From the records below, extract all the text exactly and leave the images behind.

> Data to use
==*==

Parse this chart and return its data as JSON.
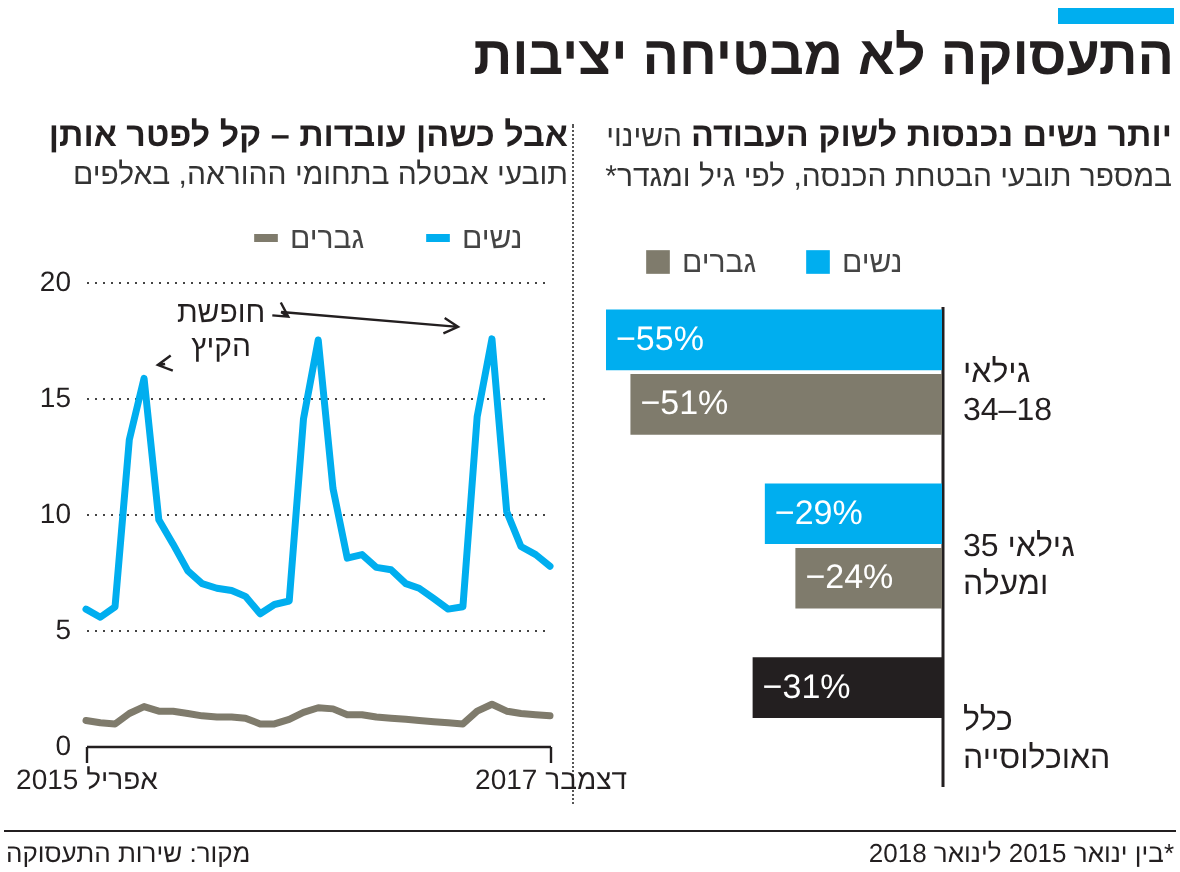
{
  "chart_data": [
    {
      "type": "other",
      "title": "התעסוקה לא מבטיחה יציבות",
      "annotations": [
        "מקור: שירות התעסוקה"
      ]
    },
    {
      "type": "bar",
      "orientation": "horizontal",
      "title": "יותר נשים נכנסות לשוק העבודה",
      "subtitle": "השינוי במספר תובעי הבטחת הכנסה, לפי גיל ומגדר*",
      "categories": [
        "גילאי\n34–18",
        "גילאי 35\nומעלה",
        "כלל\nהאוכלוסייה"
      ],
      "legend": "top right",
      "annotations": [
        "*בין ינואר 2015 לינואר 2018"
      ],
      "series": [
        {
          "name": "נשים",
          "color": "#00aeef",
          "values": [
            -55,
            -29,
            null
          ],
          "value_labels": [
            "−55%",
            "−29%",
            null
          ]
        },
        {
          "name": "גברים",
          "color": "#7f7b6c",
          "values": [
            -51,
            -24,
            null
          ],
          "value_labels": [
            "−51%",
            "−24%",
            null
          ]
        },
        {
          "color": "#231f20",
          "values": [
            null,
            null,
            -31
          ],
          "value_labels": [
            null,
            null,
            "−31%"
          ]
        }
      ]
    },
    {
      "type": "line",
      "title": "אבל כשהן עובדות – קל לפטר אותן",
      "subtitle": "תובעי אבטלה בתחומי ההוראה, באלפים",
      "x": [
        "2015-04",
        "2015-05",
        "2015-06",
        "2015-07",
        "2015-08",
        "2015-09",
        "2015-10",
        "2015-11",
        "2015-12",
        "2016-01",
        "2016-02",
        "2016-03",
        "2016-04",
        "2016-05",
        "2016-06",
        "2016-07",
        "2016-08",
        "2016-09",
        "2016-10",
        "2016-11",
        "2016-12",
        "2017-01",
        "2017-02",
        "2017-03",
        "2017-04",
        "2017-05",
        "2017-06",
        "2017-07",
        "2017-08",
        "2017-09",
        "2017-10",
        "2017-11",
        "2017-12"
      ],
      "xlim": [
        "2015-04",
        "2017-12"
      ],
      "xticks": [
        {
          "value": "2015-04",
          "label": "אפריל 2015"
        },
        {
          "value": "2017-12",
          "label": "דצמבר 2017"
        }
      ],
      "ylim": [
        0,
        20
      ],
      "yticks": [
        0,
        5,
        10,
        15,
        20
      ],
      "grid": "y",
      "legend": "top right",
      "annotations": [
        "חופשת הקיץ"
      ],
      "series": [
        {
          "name": "נשים",
          "color": "#00aeef",
          "values": [
            5.9,
            5.55,
            6.0,
            13.2,
            15.85,
            9.75,
            8.7,
            7.55,
            7.0,
            6.8,
            6.7,
            6.45,
            5.7,
            6.1,
            6.25,
            14.1,
            17.5,
            11.1,
            8.1,
            8.25,
            7.7,
            7.6,
            7.0,
            6.8,
            6.35,
            5.9,
            6.0,
            14.2,
            17.55,
            10.1,
            8.6,
            8.25,
            7.75
          ]
        },
        {
          "name": "גברים",
          "color": "#7f7b6c",
          "values": [
            1.1,
            1.0,
            0.95,
            1.4,
            1.7,
            1.5,
            1.5,
            1.4,
            1.3,
            1.25,
            1.25,
            1.2,
            0.95,
            0.95,
            1.15,
            1.45,
            1.65,
            1.6,
            1.35,
            1.35,
            1.25,
            1.2,
            1.15,
            1.1,
            1.05,
            1.0,
            0.95,
            1.5,
            1.8,
            1.5,
            1.4,
            1.35,
            1.3
          ]
        }
      ]
    }
  ]
}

==*==

> Response to the task
Parse this chart and return its data as JSON.
{
  "chart_data": [
    {
      "type": "other",
      "title": "התעסוקה לא מבטיחה יציבות",
      "annotations": [
        "מקור: שירות התעסוקה"
      ]
    },
    {
      "type": "bar",
      "orientation": "horizontal",
      "title": "יותר נשים נכנסות לשוק העבודה",
      "subtitle": "השינוי במספר תובעי הבטחת הכנסה, לפי גיל ומגדר*",
      "categories": [
        "גילאי\n34–18",
        "גילאי 35\nומעלה",
        "כלל\nהאוכלוסייה"
      ],
      "legend": "top right",
      "annotations": [
        "*בין ינואר 2015 לינואר 2018"
      ],
      "series": [
        {
          "name": "נשים",
          "color": "#00aeef",
          "values": [
            -55,
            -29,
            null
          ],
          "value_labels": [
            "−55%",
            "−29%",
            null
          ]
        },
        {
          "name": "גברים",
          "color": "#7f7b6c",
          "values": [
            -51,
            -24,
            null
          ],
          "value_labels": [
            "−51%",
            "−24%",
            null
          ]
        },
        {
          "color": "#231f20",
          "values": [
            null,
            null,
            -31
          ],
          "value_labels": [
            null,
            null,
            "−31%"
          ]
        }
      ]
    },
    {
      "type": "line",
      "title": "אבל כשהן עובדות – קל לפטר אותן",
      "subtitle": "תובעי אבטלה בתחומי ההוראה, באלפים",
      "x": [
        "2015-04",
        "2015-05",
        "2015-06",
        "2015-07",
        "2015-08",
        "2015-09",
        "2015-10",
        "2015-11",
        "2015-12",
        "2016-01",
        "2016-02",
        "2016-03",
        "2016-04",
        "2016-05",
        "2016-06",
        "2016-07",
        "2016-08",
        "2016-09",
        "2016-10",
        "2016-11",
        "2016-12",
        "2017-01",
        "2017-02",
        "2017-03",
        "2017-04",
        "2017-05",
        "2017-06",
        "2017-07",
        "2017-08",
        "2017-09",
        "2017-10",
        "2017-11",
        "2017-12"
      ],
      "xlim": [
        "2015-04",
        "2017-12"
      ],
      "xticks": [
        {
          "value": "2015-04",
          "label": "אפריל 2015"
        },
        {
          "value": "2017-12",
          "label": "דצמבר 2017"
        }
      ],
      "ylim": [
        0,
        20
      ],
      "yticks": [
        0,
        5,
        10,
        15,
        20
      ],
      "grid": "y",
      "legend": "top right",
      "annotations": [
        "חופשת הקיץ"
      ],
      "series": [
        {
          "name": "נשים",
          "color": "#00aeef",
          "values": [
            5.9,
            5.55,
            6.0,
            13.2,
            15.85,
            9.75,
            8.7,
            7.55,
            7.0,
            6.8,
            6.7,
            6.45,
            5.7,
            6.1,
            6.25,
            14.1,
            17.5,
            11.1,
            8.1,
            8.25,
            7.7,
            7.6,
            7.0,
            6.8,
            6.35,
            5.9,
            6.0,
            14.2,
            17.55,
            10.1,
            8.6,
            8.25,
            7.75
          ]
        },
        {
          "name": "גברים",
          "color": "#7f7b6c",
          "values": [
            1.1,
            1.0,
            0.95,
            1.4,
            1.7,
            1.5,
            1.5,
            1.4,
            1.3,
            1.25,
            1.25,
            1.2,
            0.95,
            0.95,
            1.15,
            1.45,
            1.65,
            1.6,
            1.35,
            1.35,
            1.25,
            1.2,
            1.15,
            1.1,
            1.05,
            1.0,
            0.95,
            1.5,
            1.8,
            1.5,
            1.4,
            1.35,
            1.3
          ]
        }
      ]
    }
  ]
}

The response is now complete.